▶ _Exercise task_: Go over the entries below line by line, copying each one that contains the word "this".

▶ _Raw data_:

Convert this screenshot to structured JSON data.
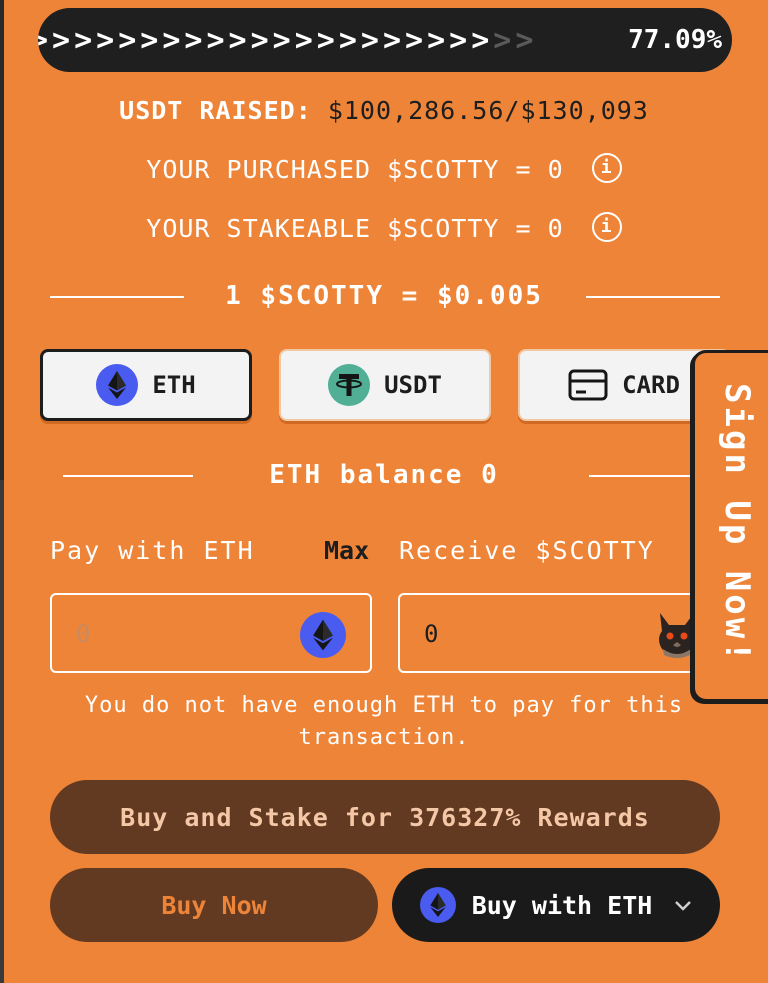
{
  "progress": {
    "percent_text": "77.09%",
    "fraction": 0.7709,
    "bright_chevrons": ">>>>>>>>>>>>>>>>>>>>>",
    "dim_chevrons": ">>"
  },
  "stats": {
    "raised_label": "USDT RAISED:",
    "raised_value": "$100,286.56/$130,093",
    "purchased": "YOUR PURCHASED $SCOTTY = 0",
    "stakeable": "YOUR STAKEABLE $SCOTTY = 0",
    "info_glyph": "i"
  },
  "rate": {
    "text": "1 $SCOTTY = $0.005"
  },
  "tokens": [
    {
      "label": "ETH",
      "icon": "eth-icon",
      "active": true
    },
    {
      "label": "USDT",
      "icon": "usdt-icon",
      "active": false
    },
    {
      "label": "CARD",
      "icon": "card-icon",
      "active": false
    }
  ],
  "balance": {
    "text": "ETH balance 0"
  },
  "form": {
    "pay_label": "Pay with ETH",
    "max_label": "Max",
    "receive_label": "Receive $SCOTTY",
    "pay_placeholder": "0",
    "receive_value": "0"
  },
  "warning": {
    "line1": "You do not have enough ETH to pay for this",
    "line2": "transaction."
  },
  "buttons": {
    "stake": "Buy and Stake for 376327% Rewards",
    "buy_now": "Buy Now",
    "buy_with": "Buy with ETH"
  },
  "signup": {
    "label": "Sign Up Now!"
  },
  "colors": {
    "background": "#ee8438",
    "dark": "#1d1d1d",
    "brown": "#623a22",
    "eth": "#4a5cf0",
    "usdt": "#50af95"
  }
}
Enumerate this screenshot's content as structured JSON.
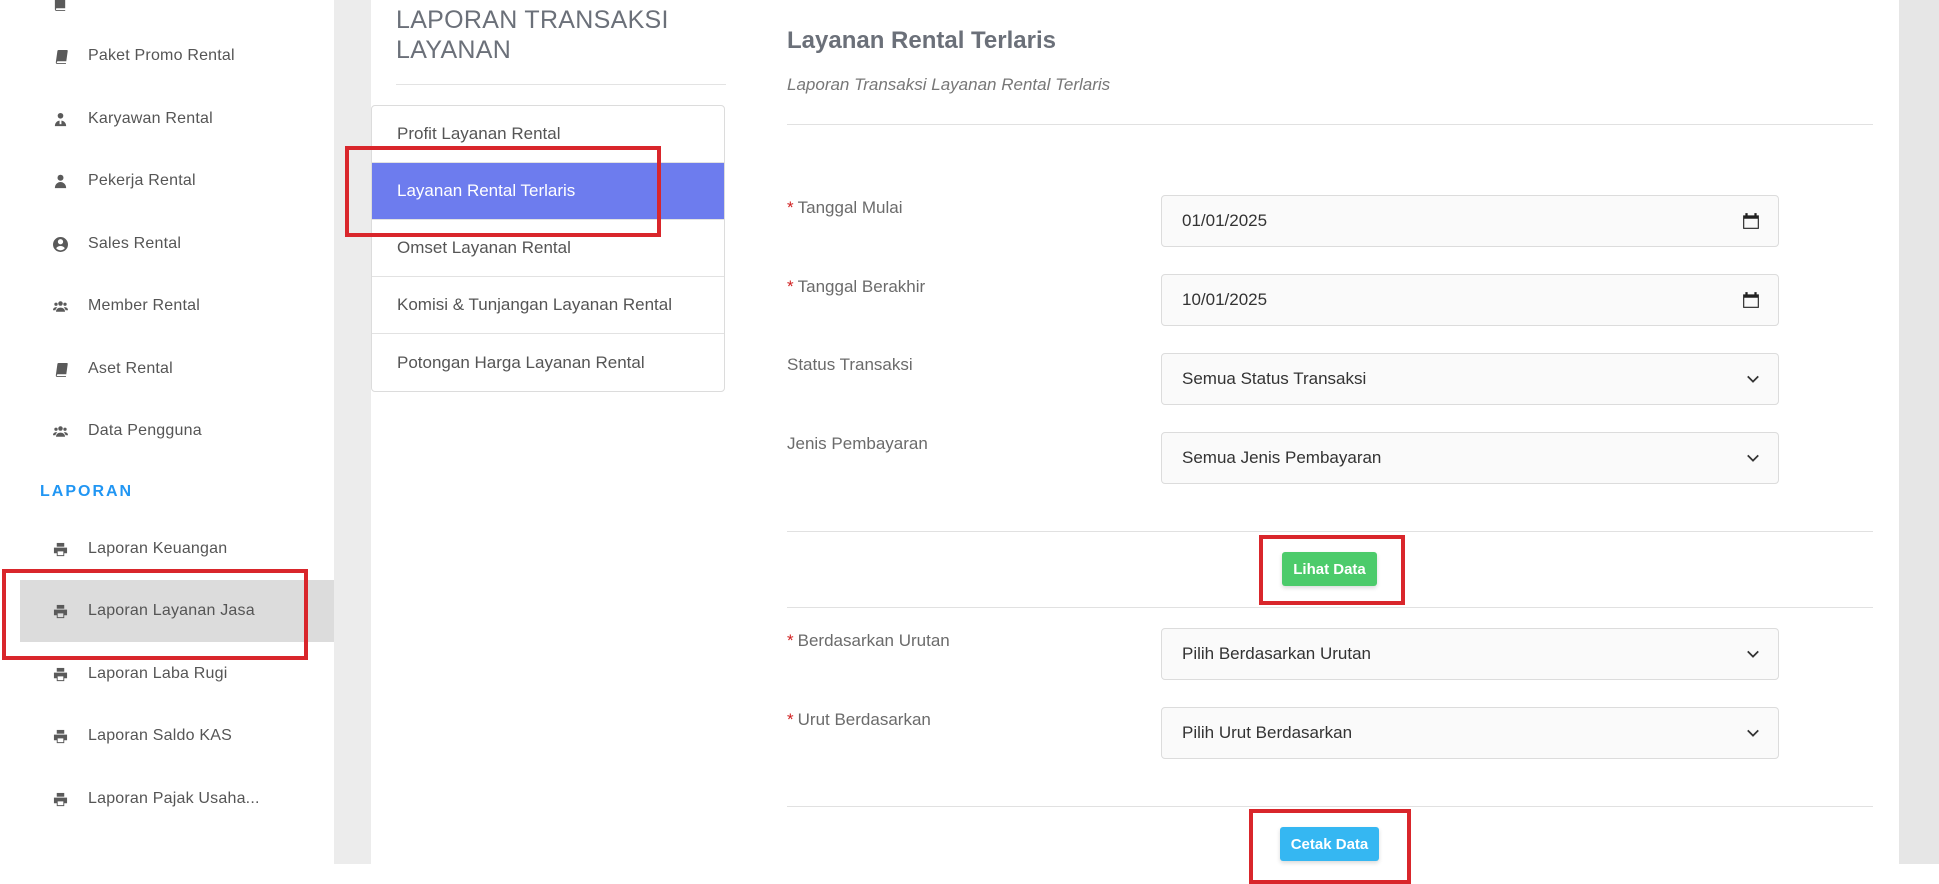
{
  "sidebar": {
    "items": [
      {
        "label": "Paket Promo Rental",
        "icon": "book-icon"
      },
      {
        "label": "Karyawan Rental",
        "icon": "user-tie-icon"
      },
      {
        "label": "Pekerja Rental",
        "icon": "user-icon"
      },
      {
        "label": "Sales Rental",
        "icon": "user-circle-icon"
      },
      {
        "label": "Member Rental",
        "icon": "users-icon"
      },
      {
        "label": "Aset Rental",
        "icon": "book-icon"
      },
      {
        "label": "Data Pengguna",
        "icon": "users-icon"
      }
    ],
    "section_label": "LAPORAN",
    "report_items": [
      {
        "label": "Laporan Keuangan",
        "icon": "printer-icon"
      },
      {
        "label": "Laporan Layanan Jasa",
        "icon": "printer-icon"
      },
      {
        "label": "Laporan Laba Rugi",
        "icon": "printer-icon"
      },
      {
        "label": "Laporan Saldo KAS",
        "icon": "printer-icon"
      },
      {
        "label": "Laporan Pajak Usaha...",
        "icon": "printer-icon"
      }
    ]
  },
  "report_menu": {
    "title": "LAPORAN TRANSAKSI LAYANAN",
    "items": [
      {
        "label": "Profit Layanan Rental"
      },
      {
        "label": "Layanan Rental Terlaris"
      },
      {
        "label": "Omset Layanan Rental"
      },
      {
        "label": "Komisi & Tunjangan Layanan Rental"
      },
      {
        "label": "Potongan Harga Layanan Rental"
      }
    ]
  },
  "content": {
    "title": "Layanan Rental Terlaris",
    "subtitle": "Laporan Transaksi Layanan Rental Terlaris",
    "required_mark": "*",
    "fields": {
      "start_date": {
        "label": "Tanggal Mulai",
        "value": "01/01/2025"
      },
      "end_date": {
        "label": "Tanggal Berakhir",
        "value": "10/01/2025"
      },
      "status": {
        "label": "Status Transaksi",
        "value": "Semua Status Transaksi"
      },
      "payment": {
        "label": "Jenis Pembayaran",
        "value": "Semua Jenis Pembayaran"
      },
      "order_by": {
        "label": "Berdasarkan Urutan",
        "value": "Pilih Berdasarkan Urutan"
      },
      "sort_by": {
        "label": "Urut Berdasarkan",
        "value": "Pilih Urut Berdasarkan"
      }
    },
    "view_button": "Lihat Data",
    "print_button": "Cetak Data"
  },
  "colors": {
    "accent_blue": "#2196f3",
    "active_menu": "#6d7cee",
    "highlight_red": "#d9262b",
    "button_green": "#4ccb6b",
    "button_blue": "#35b7f2"
  }
}
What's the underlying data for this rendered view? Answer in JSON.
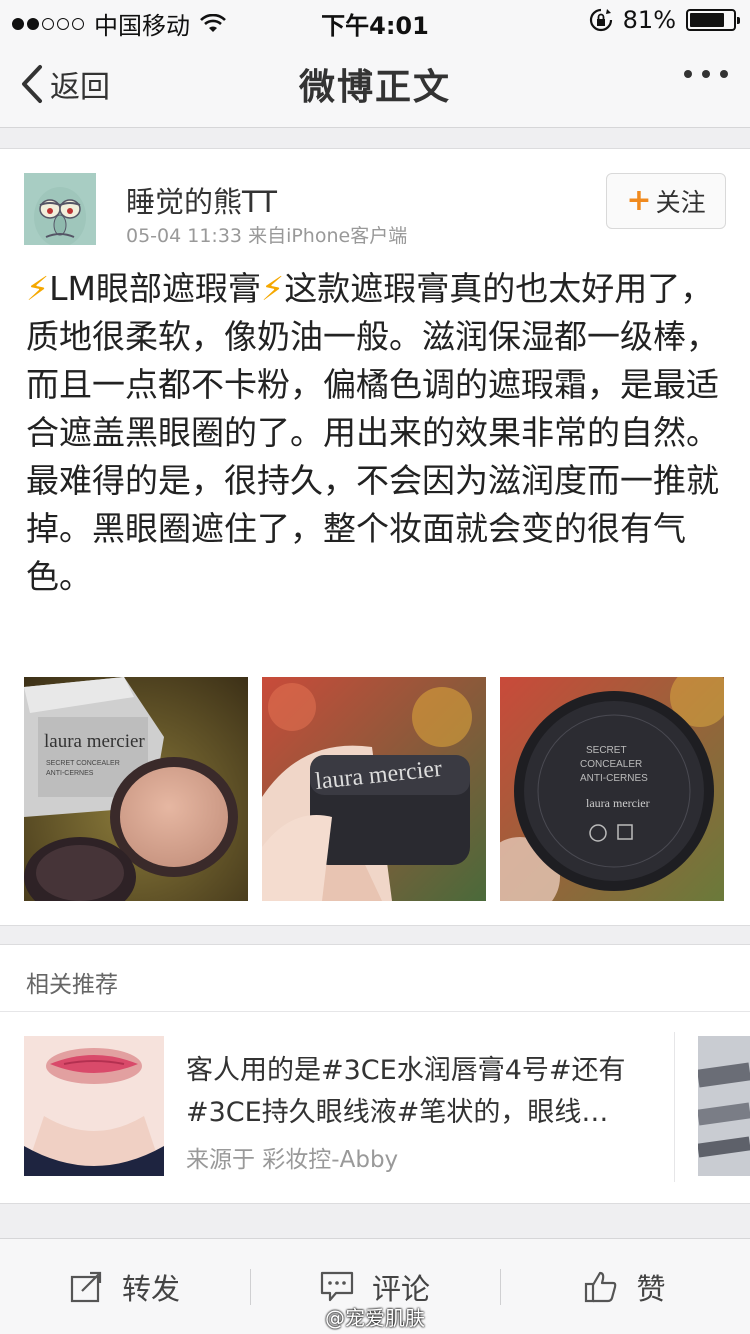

▶ _The output_:
Convert this screenshot to structured JSON data.
    "line1": "You do not have enough ETH to pay for this",
Enumerate this screenshot's content as structured JSON.
What's the underlying data for this rendered view? Answer in JSON.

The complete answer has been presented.